» **INSTRUCTIONS FOR THE TASK**:
The records below are to be copied word for word, with every picture left out.

» **EXTRACTED INFORMATION**:
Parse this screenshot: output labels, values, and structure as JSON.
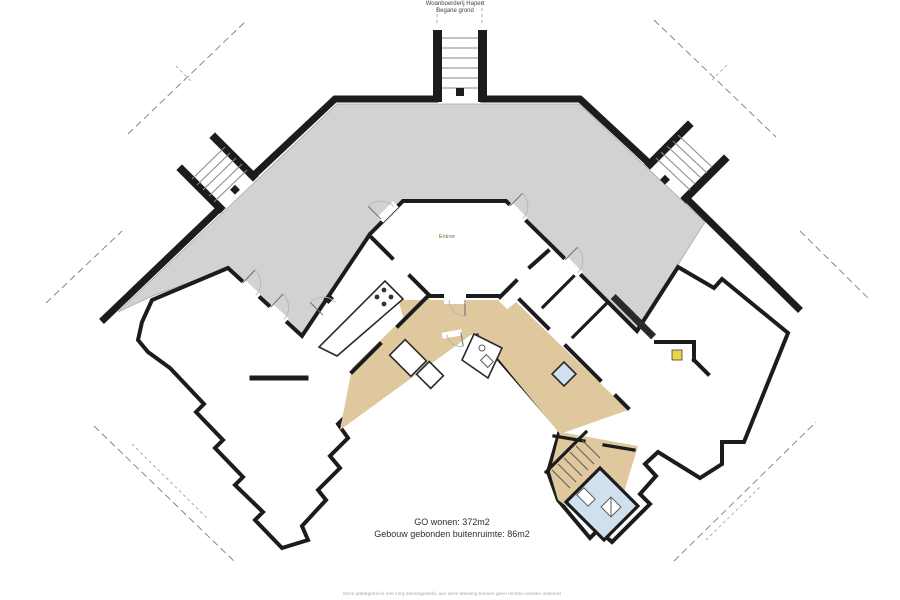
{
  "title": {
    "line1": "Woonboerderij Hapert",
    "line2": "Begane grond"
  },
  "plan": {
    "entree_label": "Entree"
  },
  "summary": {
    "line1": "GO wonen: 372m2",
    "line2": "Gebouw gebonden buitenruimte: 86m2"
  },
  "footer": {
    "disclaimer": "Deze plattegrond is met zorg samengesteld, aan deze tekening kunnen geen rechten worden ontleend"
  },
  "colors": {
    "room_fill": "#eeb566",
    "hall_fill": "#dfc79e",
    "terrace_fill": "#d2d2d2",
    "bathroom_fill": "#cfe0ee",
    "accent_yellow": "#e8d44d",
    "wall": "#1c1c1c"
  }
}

» **EXPECTED OUTPUT**:
Parse this screenshot: output labels, values, and structure as JSON.
{
  "title": {
    "line1": "Woonboerderij Hapert",
    "line2": "Begane grond"
  },
  "plan": {
    "entree_label": "Entree"
  },
  "summary": {
    "line1": "GO wonen: 372m2",
    "line2": "Gebouw gebonden buitenruimte: 86m2"
  },
  "footer": {
    "disclaimer": "Deze plattegrond is met zorg samengesteld, aan deze tekening kunnen geen rechten worden ontleend"
  },
  "colors": {
    "room_fill": "#eeb566",
    "hall_fill": "#dfc79e",
    "terrace_fill": "#d2d2d2",
    "bathroom_fill": "#cfe0ee",
    "accent_yellow": "#e8d44d",
    "wall": "#1c1c1c"
  }
}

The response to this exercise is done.